» EXERCISE INPUTS
☆ ☆ ☆ ☆ ☆

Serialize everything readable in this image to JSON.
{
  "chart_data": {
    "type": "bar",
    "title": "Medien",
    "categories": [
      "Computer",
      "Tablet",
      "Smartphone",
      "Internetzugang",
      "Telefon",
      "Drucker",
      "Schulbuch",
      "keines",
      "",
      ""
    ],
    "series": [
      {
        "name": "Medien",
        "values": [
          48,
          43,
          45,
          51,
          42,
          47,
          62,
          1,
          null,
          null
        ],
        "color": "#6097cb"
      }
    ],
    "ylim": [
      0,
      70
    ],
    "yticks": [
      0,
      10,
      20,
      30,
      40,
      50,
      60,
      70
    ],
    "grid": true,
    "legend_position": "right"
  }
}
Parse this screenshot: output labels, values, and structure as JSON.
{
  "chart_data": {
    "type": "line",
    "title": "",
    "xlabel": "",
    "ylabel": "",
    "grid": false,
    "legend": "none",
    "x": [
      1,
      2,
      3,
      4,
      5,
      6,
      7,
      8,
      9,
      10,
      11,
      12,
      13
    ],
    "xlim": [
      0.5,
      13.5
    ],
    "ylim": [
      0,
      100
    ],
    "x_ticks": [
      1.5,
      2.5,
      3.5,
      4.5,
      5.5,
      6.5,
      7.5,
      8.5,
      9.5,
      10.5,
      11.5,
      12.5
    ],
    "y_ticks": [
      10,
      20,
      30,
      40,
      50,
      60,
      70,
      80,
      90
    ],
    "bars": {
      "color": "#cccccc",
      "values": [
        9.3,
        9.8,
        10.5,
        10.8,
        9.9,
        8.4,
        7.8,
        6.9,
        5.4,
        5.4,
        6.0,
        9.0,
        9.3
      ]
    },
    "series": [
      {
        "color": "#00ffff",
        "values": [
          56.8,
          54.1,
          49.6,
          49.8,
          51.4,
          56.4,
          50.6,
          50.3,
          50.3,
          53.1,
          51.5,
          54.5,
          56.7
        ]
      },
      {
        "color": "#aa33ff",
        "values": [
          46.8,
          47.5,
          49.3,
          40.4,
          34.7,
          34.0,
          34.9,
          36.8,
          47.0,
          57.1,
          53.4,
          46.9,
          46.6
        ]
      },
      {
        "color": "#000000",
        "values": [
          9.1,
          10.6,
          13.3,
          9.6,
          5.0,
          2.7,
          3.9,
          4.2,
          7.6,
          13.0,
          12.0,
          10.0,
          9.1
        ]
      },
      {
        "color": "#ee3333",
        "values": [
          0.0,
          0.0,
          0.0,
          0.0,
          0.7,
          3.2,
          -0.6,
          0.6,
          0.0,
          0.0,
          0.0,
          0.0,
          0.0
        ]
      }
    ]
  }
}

☆ ☆ ☆ ☆ ☆

» PROBLEM REQUIREMENTS
Repeat each record exactly. Omit nothing.

» SOLVED EXERCISE
Serialize everything readable in this image to JSON.
{
  "chart_data": {
    "type": "bar",
    "title": "Medien",
    "categories": [
      "Computer",
      "Tablet",
      "Smartphone",
      "Internetzugang",
      "Telefon",
      "Drucker",
      "Schulbuch",
      "keines",
      "",
      ""
    ],
    "series": [
      {
        "name": "Medien",
        "values": [
          48,
          43,
          45,
          51,
          42,
          47,
          62,
          1,
          null,
          null
        ],
        "color": "#6097cb"
      }
    ],
    "ylim": [
      0,
      70
    ],
    "yticks": [
      0,
      10,
      20,
      30,
      40,
      50,
      60,
      70
    ],
    "grid": true,
    "legend_position": "right"
  }
}
Parse this screenshot: output labels, values, and structure as JSON.
{
  "chart_data": {
    "type": "line",
    "title": "",
    "xlabel": "",
    "ylabel": "",
    "grid": false,
    "legend": "none",
    "x": [
      1,
      2,
      3,
      4,
      5,
      6,
      7,
      8,
      9,
      10,
      11,
      12,
      13
    ],
    "xlim": [
      0.5,
      13.5
    ],
    "ylim": [
      0,
      100
    ],
    "x_ticks": [
      1.5,
      2.5,
      3.5,
      4.5,
      5.5,
      6.5,
      7.5,
      8.5,
      9.5,
      10.5,
      11.5,
      12.5
    ],
    "y_ticks": [
      10,
      20,
      30,
      40,
      50,
      60,
      70,
      80,
      90
    ],
    "bars": {
      "color": "#cccccc",
      "values": [
        9.3,
        9.8,
        10.5,
        10.8,
        9.9,
        8.4,
        7.8,
        6.9,
        5.4,
        5.4,
        6.0,
        9.0,
        9.3
      ]
    },
    "series": [
      {
        "color": "#00ffff",
        "values": [
          56.8,
          54.1,
          49.6,
          49.8,
          51.4,
          56.4,
          50.6,
          50.3,
          50.3,
          53.1,
          51.5,
          54.5,
          56.7
        ]
      },
      {
        "color": "#aa33ff",
        "values": [
          46.8,
          47.5,
          49.3,
          40.4,
          34.7,
          34.0,
          34.9,
          36.8,
          47.0,
          57.1,
          53.4,
          46.9,
          46.6
        ]
      },
      {
        "color": "#000000",
        "values": [
          9.1,
          10.6,
          13.3,
          9.6,
          5.0,
          2.7,
          3.9,
          4.2,
          7.6,
          13.0,
          12.0,
          10.0,
          9.1
        ]
      },
      {
        "color": "#ee3333",
        "values": [
          0.0,
          0.0,
          0.0,
          0.0,
          0.7,
          3.2,
          -0.6,
          0.6,
          0.0,
          0.0,
          0.0,
          0.0,
          0.0
        ]
      }
    ]
  }
}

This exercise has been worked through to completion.